Draw out every line with the word "name" from the listing below.

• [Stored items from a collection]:
⟨

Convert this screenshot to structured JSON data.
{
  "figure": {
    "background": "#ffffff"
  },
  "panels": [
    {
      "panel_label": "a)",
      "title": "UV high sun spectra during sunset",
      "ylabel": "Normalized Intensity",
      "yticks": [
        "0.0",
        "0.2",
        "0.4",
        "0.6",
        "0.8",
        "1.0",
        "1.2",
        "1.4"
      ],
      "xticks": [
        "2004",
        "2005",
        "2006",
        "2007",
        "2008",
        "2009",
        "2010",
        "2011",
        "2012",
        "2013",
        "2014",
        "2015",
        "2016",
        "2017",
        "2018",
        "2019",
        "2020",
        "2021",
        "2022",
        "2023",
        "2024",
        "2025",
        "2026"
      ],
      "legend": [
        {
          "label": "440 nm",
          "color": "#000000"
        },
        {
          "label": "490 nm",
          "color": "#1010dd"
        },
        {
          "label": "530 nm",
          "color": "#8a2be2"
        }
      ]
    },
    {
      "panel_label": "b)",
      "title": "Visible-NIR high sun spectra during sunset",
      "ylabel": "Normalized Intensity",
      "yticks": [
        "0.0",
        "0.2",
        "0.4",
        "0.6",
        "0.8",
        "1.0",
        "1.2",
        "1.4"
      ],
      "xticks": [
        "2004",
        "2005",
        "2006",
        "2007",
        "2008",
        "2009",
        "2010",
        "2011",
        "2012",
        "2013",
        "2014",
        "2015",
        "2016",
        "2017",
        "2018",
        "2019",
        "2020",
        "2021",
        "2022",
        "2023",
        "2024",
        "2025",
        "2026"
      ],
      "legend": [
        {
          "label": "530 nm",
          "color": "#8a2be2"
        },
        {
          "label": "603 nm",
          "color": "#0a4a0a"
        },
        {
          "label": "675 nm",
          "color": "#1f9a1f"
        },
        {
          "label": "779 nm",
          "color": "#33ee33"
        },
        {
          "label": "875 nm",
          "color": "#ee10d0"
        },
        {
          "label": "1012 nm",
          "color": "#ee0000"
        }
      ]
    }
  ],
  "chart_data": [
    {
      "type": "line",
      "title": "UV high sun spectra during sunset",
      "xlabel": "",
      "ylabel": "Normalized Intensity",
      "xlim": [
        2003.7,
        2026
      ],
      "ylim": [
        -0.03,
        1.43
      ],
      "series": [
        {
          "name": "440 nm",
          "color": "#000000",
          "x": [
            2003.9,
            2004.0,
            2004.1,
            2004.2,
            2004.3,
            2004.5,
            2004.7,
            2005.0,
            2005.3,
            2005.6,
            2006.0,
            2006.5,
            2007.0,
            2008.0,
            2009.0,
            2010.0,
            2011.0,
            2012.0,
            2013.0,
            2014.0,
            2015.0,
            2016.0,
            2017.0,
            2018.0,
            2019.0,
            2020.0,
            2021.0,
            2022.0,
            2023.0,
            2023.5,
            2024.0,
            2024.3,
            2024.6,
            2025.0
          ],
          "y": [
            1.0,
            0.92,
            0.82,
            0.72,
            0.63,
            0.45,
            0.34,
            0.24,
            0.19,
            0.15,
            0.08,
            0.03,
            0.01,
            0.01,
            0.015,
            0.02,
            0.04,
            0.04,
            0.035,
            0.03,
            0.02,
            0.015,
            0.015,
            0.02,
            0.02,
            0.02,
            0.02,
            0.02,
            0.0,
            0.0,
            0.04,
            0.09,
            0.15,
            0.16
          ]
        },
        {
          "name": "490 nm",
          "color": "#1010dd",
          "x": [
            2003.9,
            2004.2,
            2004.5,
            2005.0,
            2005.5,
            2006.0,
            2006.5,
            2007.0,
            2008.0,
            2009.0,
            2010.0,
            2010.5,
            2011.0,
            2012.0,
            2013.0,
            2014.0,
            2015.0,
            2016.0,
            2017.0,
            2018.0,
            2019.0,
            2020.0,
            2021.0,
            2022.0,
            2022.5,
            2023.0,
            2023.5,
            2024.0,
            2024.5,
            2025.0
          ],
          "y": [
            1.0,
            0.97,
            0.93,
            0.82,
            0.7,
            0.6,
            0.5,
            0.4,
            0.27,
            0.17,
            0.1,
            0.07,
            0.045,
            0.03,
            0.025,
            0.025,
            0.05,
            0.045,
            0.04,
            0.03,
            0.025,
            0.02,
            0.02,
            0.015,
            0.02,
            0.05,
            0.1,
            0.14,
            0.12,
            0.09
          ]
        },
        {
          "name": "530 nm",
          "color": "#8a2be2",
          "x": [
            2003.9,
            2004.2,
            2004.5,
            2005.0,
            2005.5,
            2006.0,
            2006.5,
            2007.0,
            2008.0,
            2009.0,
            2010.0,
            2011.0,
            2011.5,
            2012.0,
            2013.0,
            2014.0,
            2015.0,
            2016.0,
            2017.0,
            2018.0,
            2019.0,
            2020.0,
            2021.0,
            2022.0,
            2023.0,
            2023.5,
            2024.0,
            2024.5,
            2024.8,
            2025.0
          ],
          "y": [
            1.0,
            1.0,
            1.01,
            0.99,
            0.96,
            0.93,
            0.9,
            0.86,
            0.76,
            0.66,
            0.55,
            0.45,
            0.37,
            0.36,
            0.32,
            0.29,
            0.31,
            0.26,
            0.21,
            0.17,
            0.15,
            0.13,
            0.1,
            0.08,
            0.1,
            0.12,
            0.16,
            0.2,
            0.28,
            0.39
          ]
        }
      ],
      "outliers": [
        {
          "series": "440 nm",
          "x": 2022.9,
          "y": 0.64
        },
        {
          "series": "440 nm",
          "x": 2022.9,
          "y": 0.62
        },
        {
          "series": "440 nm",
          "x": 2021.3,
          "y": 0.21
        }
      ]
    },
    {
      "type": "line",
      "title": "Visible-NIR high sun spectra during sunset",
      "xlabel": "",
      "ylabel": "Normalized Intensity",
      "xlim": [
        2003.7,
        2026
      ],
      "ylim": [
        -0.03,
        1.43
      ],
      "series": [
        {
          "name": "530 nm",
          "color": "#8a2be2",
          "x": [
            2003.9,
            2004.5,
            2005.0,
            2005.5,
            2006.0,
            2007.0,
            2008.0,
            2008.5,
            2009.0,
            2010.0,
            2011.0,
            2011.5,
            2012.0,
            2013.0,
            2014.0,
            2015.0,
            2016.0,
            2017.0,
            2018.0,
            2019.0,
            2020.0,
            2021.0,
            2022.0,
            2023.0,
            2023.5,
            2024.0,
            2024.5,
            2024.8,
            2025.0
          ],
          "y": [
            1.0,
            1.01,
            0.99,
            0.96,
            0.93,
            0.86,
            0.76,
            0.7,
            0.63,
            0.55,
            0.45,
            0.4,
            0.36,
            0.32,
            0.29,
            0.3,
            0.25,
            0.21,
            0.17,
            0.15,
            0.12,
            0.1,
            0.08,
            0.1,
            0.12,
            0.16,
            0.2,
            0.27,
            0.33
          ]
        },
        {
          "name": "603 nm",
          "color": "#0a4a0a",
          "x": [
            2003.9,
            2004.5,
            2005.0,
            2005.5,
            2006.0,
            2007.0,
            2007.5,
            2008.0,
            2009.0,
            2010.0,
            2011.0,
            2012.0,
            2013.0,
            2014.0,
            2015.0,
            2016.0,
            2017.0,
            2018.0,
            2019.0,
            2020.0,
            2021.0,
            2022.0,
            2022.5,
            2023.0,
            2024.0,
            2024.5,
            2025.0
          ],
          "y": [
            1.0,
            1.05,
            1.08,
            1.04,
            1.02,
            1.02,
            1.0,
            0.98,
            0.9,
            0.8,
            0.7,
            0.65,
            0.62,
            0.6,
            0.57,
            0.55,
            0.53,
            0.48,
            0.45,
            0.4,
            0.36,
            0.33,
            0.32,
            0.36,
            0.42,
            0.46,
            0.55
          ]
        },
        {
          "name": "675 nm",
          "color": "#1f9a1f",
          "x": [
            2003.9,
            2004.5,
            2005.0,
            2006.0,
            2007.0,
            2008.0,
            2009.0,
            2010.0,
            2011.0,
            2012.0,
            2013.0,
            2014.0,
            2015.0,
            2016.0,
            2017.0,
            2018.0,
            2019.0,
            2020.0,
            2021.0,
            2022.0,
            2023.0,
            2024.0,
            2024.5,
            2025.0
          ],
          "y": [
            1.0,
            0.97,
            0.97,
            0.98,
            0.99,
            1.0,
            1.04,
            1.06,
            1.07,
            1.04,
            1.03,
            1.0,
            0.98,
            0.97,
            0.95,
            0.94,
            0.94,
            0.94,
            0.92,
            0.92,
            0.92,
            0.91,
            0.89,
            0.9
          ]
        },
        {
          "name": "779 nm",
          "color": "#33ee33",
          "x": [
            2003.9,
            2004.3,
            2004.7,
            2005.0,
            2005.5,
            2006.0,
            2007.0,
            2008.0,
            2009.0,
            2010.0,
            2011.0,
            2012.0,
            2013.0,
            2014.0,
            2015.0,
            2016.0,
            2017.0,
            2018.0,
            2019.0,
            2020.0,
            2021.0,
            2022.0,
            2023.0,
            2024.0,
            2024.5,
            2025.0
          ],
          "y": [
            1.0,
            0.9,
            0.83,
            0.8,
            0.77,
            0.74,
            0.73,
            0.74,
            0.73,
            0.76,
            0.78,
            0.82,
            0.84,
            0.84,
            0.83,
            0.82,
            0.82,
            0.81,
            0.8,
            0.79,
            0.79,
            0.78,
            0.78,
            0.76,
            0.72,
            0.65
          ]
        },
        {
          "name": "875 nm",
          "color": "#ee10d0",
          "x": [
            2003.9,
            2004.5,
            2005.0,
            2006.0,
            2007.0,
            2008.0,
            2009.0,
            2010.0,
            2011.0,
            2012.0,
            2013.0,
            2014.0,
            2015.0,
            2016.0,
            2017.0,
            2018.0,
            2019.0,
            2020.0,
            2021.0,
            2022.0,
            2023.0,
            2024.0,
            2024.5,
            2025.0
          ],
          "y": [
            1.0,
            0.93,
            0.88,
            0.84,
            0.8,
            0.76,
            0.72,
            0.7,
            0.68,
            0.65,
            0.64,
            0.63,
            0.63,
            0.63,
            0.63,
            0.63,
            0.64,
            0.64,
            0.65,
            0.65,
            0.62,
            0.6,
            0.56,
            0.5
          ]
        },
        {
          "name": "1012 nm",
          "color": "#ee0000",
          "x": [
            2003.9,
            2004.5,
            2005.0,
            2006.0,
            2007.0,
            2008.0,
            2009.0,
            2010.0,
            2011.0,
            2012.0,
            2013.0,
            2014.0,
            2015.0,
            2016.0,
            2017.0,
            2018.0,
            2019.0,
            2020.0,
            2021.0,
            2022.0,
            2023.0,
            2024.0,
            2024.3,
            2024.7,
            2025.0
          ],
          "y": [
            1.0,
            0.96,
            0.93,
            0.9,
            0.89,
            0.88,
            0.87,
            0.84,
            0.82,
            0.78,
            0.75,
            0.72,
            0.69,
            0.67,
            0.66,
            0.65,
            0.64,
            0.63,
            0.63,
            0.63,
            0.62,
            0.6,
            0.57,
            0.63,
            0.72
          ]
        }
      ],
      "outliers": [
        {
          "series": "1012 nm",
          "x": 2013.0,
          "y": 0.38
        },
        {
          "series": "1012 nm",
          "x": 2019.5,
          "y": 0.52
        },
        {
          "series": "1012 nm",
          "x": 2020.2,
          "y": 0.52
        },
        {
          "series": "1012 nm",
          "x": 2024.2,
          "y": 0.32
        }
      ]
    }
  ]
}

⟩

• [CORRECT RESULT]:
          "name": "440 nm",
          "name": "490 nm",
          "name": "530 nm",
          "name": "530 nm",
          "name": "603 nm",
          "name": "675 nm",
          "name": "779 nm",
          "name": "875 nm",
          "name": "1012 nm",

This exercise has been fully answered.